━━━ Exercise input ━━━

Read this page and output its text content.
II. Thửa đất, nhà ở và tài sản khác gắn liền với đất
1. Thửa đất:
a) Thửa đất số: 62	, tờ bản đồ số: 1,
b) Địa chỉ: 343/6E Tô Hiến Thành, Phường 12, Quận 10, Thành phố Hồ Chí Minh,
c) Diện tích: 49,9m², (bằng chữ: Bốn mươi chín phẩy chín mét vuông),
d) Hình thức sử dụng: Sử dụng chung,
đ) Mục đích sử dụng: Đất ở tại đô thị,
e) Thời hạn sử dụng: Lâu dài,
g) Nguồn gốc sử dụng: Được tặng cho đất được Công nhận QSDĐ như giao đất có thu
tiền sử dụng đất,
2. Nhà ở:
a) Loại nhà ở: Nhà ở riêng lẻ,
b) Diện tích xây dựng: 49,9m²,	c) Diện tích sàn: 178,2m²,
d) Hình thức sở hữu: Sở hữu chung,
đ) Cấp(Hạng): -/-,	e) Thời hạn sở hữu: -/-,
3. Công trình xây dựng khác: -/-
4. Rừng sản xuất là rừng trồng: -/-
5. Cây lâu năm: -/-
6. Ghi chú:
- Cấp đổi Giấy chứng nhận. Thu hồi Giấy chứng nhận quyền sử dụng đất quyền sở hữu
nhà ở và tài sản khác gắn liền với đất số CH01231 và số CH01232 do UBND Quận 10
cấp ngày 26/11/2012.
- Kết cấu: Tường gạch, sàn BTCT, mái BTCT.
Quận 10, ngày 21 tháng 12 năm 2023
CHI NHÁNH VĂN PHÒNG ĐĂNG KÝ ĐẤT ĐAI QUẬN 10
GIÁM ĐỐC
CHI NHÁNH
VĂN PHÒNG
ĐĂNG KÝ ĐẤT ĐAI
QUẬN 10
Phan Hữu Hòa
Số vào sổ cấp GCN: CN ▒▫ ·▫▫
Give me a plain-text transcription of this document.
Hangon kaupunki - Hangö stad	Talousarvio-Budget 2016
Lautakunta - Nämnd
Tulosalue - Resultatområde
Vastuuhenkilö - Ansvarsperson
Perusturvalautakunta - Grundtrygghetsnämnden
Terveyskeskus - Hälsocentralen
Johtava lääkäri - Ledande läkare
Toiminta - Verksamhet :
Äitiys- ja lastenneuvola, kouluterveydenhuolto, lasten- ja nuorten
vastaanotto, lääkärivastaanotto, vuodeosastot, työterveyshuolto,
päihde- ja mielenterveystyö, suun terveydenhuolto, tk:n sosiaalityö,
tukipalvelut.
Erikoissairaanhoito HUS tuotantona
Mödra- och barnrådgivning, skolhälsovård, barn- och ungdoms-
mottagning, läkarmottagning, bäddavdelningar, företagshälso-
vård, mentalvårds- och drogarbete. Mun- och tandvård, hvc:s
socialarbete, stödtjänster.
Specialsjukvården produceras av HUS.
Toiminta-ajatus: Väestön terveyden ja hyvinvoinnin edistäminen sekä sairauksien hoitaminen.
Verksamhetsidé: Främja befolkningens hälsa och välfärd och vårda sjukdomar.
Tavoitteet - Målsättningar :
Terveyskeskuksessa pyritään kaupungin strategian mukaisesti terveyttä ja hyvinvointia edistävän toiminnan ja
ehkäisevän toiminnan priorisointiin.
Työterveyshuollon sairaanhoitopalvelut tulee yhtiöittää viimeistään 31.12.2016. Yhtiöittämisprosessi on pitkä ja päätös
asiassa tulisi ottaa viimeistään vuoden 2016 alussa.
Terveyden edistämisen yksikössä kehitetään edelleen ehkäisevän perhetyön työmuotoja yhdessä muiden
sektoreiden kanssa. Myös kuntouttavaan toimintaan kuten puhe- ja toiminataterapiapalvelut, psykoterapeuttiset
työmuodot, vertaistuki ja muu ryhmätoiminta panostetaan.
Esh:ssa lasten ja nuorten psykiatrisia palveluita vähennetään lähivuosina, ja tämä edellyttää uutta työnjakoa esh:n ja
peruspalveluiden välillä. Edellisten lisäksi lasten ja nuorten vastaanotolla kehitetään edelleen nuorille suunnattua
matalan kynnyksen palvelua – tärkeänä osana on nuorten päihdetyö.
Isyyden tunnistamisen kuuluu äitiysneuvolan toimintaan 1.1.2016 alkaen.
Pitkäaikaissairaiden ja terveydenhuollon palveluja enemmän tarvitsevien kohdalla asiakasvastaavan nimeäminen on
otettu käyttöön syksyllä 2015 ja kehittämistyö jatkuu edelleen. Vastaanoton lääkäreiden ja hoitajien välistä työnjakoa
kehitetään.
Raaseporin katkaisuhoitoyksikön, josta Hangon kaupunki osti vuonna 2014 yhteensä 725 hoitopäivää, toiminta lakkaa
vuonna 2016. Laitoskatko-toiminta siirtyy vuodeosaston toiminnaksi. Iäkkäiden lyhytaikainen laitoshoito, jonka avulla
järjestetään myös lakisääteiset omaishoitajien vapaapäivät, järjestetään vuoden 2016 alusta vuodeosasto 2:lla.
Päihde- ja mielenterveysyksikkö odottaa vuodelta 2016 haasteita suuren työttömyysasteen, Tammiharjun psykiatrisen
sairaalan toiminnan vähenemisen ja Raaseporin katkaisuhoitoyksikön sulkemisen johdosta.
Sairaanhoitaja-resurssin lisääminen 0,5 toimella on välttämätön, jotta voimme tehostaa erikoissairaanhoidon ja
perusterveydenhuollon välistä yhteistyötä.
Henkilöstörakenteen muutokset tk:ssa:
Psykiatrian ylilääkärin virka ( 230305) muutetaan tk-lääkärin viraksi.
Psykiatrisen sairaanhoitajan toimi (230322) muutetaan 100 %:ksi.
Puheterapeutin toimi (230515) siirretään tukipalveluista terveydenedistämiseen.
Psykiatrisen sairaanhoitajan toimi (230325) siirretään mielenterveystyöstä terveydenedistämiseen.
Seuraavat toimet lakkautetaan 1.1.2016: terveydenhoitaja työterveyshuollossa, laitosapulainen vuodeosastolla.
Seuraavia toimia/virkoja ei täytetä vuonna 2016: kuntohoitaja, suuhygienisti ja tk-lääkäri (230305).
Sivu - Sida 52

━━━

#### [What is required]
Filter the records, keeping only lines that contain "this", and show those lines.

#### [Reply to the task]
Read this page and output its text content.
Give me a plain-text transcription of this document.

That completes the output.